══ MATERIAL SUPPLIED ══
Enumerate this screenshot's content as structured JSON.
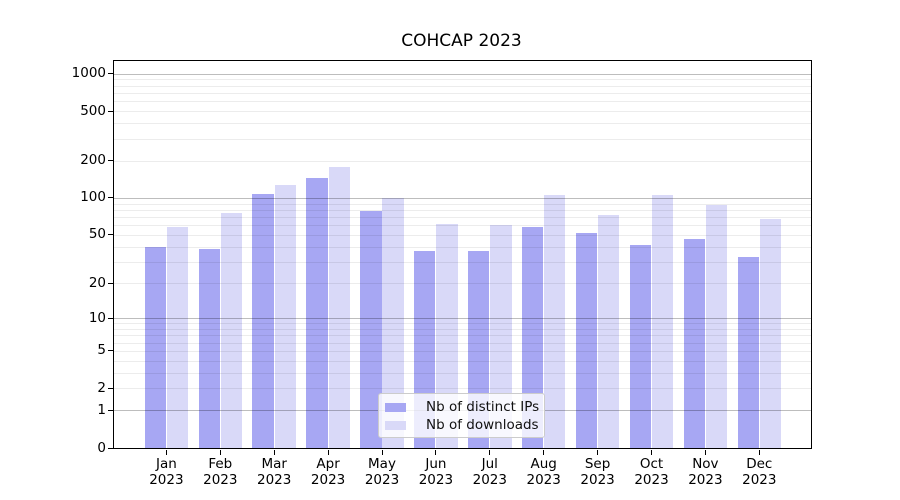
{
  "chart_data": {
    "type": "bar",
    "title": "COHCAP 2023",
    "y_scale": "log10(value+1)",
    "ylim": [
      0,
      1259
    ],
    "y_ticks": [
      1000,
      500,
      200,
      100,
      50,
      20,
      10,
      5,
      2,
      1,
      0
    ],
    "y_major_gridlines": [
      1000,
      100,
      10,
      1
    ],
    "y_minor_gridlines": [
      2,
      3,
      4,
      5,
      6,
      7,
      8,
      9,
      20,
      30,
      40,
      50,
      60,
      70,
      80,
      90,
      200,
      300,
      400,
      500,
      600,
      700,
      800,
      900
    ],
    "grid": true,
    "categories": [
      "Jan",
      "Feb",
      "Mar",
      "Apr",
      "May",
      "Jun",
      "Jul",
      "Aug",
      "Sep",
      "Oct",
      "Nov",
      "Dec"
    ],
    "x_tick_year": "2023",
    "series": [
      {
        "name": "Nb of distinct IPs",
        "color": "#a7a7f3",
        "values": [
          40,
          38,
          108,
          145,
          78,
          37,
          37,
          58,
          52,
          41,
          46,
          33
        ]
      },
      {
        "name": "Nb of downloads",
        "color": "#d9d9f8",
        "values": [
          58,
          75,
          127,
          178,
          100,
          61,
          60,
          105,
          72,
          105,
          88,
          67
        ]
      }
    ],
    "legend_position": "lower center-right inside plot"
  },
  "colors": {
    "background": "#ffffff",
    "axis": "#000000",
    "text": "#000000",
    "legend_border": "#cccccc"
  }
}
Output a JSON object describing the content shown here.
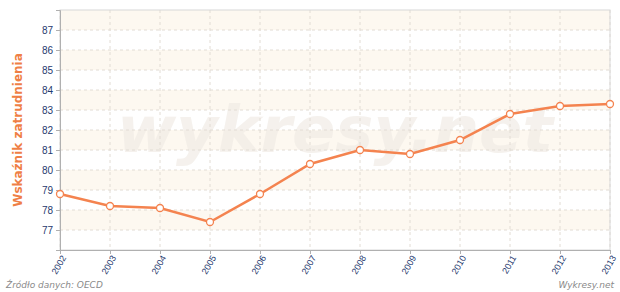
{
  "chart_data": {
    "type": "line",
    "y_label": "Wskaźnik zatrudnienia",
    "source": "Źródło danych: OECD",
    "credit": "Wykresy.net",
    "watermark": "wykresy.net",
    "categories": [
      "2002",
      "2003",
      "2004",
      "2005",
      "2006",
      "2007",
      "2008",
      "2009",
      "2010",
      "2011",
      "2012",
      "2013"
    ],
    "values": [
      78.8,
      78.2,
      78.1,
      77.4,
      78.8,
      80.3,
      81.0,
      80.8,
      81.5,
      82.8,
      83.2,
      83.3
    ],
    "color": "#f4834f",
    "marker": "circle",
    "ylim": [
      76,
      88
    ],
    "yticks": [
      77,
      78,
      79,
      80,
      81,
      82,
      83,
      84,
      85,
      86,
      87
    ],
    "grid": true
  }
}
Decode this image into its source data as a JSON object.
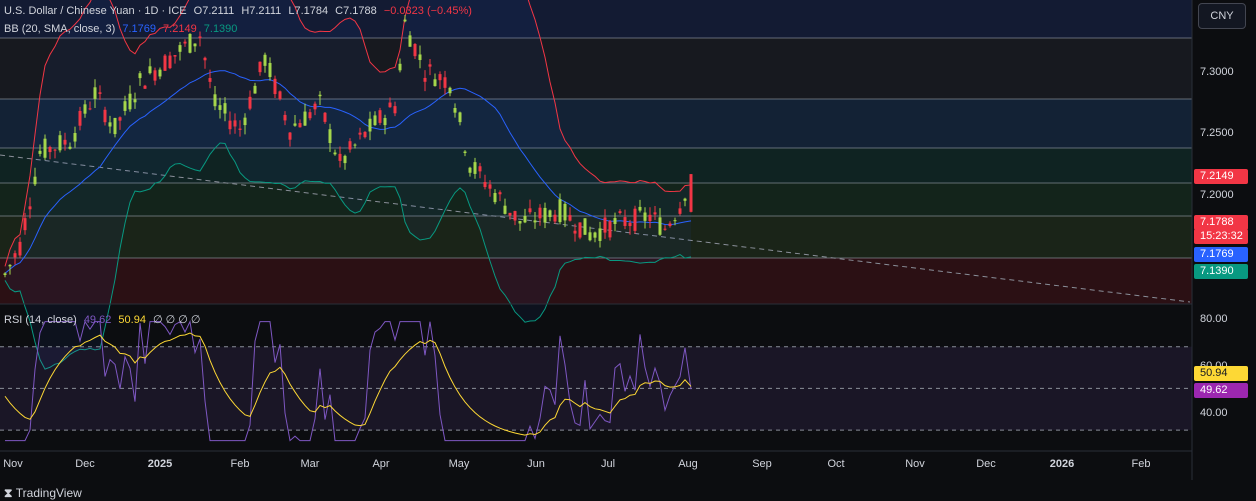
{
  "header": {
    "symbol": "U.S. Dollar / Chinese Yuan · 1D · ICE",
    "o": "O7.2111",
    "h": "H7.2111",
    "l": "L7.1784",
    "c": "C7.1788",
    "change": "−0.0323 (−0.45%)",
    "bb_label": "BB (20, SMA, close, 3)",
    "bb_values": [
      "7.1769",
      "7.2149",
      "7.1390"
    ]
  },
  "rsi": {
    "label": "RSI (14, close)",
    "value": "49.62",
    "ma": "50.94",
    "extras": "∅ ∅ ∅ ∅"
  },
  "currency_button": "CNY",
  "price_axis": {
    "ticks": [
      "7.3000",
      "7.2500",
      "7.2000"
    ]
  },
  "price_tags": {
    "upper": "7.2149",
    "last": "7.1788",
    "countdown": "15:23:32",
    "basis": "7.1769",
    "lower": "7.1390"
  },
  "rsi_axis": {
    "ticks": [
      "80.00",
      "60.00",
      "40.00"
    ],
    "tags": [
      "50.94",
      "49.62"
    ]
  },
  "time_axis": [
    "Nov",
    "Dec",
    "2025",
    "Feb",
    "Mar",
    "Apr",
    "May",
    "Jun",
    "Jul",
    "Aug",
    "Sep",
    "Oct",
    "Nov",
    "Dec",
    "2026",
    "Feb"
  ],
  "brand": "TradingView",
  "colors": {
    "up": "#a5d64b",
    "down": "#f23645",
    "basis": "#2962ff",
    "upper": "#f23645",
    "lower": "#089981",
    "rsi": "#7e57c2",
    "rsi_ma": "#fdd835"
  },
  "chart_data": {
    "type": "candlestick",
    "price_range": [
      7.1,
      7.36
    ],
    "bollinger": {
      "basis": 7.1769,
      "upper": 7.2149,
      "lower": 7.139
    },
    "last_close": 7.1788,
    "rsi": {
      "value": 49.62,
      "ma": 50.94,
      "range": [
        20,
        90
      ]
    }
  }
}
═══
## REQUIREMENTS:
Count every line in the preceding entries where the string "name" appears, then state only the total.

## WRITTEN ANSWER:
2